▶ [What you are asked to do]: What lines of the data include the string "luôn"? Copy them all.

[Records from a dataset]
# # # # # # #

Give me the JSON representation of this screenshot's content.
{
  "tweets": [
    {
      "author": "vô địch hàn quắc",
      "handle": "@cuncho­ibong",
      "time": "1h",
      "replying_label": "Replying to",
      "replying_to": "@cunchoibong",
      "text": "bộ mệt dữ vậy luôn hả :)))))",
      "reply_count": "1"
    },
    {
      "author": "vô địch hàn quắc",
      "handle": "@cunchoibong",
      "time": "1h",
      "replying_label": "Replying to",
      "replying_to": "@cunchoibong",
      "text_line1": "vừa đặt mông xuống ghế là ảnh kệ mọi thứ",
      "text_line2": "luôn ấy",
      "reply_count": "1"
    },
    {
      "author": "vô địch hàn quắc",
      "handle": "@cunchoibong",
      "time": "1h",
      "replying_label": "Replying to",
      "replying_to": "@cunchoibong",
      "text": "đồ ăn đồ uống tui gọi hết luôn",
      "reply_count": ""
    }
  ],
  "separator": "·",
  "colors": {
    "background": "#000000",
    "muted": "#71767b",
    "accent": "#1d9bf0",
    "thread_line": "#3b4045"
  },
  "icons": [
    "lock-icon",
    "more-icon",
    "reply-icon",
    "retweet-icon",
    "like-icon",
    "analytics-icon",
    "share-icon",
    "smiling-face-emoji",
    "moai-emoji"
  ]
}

# # # # # # #

▶ [Final answer]:
      "text": "bộ mệt dữ vậy luôn hả :)))))",
      "text_line2": "luôn ấy",
      "text": "đồ ăn đồ uống tui gọi hết luôn",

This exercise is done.